» **Task details**:
Quote every line below exactly as it reads.

» **Provided data**:

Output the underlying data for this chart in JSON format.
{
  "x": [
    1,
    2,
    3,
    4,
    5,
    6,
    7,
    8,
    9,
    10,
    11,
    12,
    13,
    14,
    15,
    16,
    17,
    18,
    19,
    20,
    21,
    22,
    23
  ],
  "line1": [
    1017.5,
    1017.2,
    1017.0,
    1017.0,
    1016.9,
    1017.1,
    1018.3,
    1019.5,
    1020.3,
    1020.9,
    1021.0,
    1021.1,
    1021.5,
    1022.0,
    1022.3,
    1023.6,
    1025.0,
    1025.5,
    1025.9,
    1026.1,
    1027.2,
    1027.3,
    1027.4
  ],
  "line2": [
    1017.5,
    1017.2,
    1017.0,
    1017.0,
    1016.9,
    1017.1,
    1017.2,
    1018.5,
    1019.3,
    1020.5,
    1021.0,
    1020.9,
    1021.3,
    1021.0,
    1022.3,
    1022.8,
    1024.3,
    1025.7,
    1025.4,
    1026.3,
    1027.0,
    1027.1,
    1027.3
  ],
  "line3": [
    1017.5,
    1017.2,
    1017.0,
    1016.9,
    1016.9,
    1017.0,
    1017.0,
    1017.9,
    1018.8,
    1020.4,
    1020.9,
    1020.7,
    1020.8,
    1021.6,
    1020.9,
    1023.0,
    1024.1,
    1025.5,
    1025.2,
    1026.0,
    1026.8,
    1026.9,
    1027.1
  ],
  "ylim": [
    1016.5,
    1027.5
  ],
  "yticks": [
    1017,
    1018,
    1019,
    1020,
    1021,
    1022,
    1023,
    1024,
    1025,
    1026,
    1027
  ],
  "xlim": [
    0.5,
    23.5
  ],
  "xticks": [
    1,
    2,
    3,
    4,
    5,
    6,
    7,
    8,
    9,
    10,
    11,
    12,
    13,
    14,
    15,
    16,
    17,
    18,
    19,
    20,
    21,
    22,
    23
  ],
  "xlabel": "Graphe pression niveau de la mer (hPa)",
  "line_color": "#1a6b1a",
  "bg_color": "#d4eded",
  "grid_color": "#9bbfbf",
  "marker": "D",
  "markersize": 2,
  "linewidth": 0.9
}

» **Completed exercise**:
Output the underlying data for this chart in JSON format.
{
  "x": [
    1,
    2,
    3,
    4,
    5,
    6,
    7,
    8,
    9,
    10,
    11,
    12,
    13,
    14,
    15,
    16,
    17,
    18,
    19,
    20,
    21,
    22,
    23
  ],
  "line1": [
    1017.5,
    1017.2,
    1017.0,
    1017.0,
    1016.9,
    1017.1,
    1018.3,
    1019.5,
    1020.3,
    1020.9,
    1021.0,
    1021.1,
    1021.5,
    1022.0,
    1022.3,
    1023.6,
    1025.0,
    1025.5,
    1025.9,
    1026.1,
    1027.2,
    1027.3,
    1027.4
  ],
  "line2": [
    1017.5,
    1017.2,
    1017.0,
    1017.0,
    1016.9,
    1017.1,
    1017.2,
    1018.5,
    1019.3,
    1020.5,
    1021.0,
    1020.9,
    1021.3,
    1021.0,
    1022.3,
    1022.8,
    1024.3,
    1025.7,
    1025.4,
    1026.3,
    1027.0,
    1027.1,
    1027.3
  ],
  "line3": [
    1017.5,
    1017.2,
    1017.0,
    1016.9,
    1016.9,
    1017.0,
    1017.0,
    1017.9,
    1018.8,
    1020.4,
    1020.9,
    1020.7,
    1020.8,
    1021.6,
    1020.9,
    1023.0,
    1024.1,
    1025.5,
    1025.2,
    1026.0,
    1026.8,
    1026.9,
    1027.1
  ],
  "ylim": [
    1016.5,
    1027.5
  ],
  "yticks": [
    1017,
    1018,
    1019,
    1020,
    1021,
    1022,
    1023,
    1024,
    1025,
    1026,
    1027
  ],
  "xlim": [
    0.5,
    23.5
  ],
  "xticks": [
    1,
    2,
    3,
    4,
    5,
    6,
    7,
    8,
    9,
    10,
    11,
    12,
    13,
    14,
    15,
    16,
    17,
    18,
    19,
    20,
    21,
    22,
    23
  ],
  "xlabel": "Graphe pression niveau de la mer (hPa)",
  "line_color": "#1a6b1a",
  "bg_color": "#d4eded",
  "grid_color": "#9bbfbf",
  "marker": "D",
  "markersize": 2,
  "linewidth": 0.9
}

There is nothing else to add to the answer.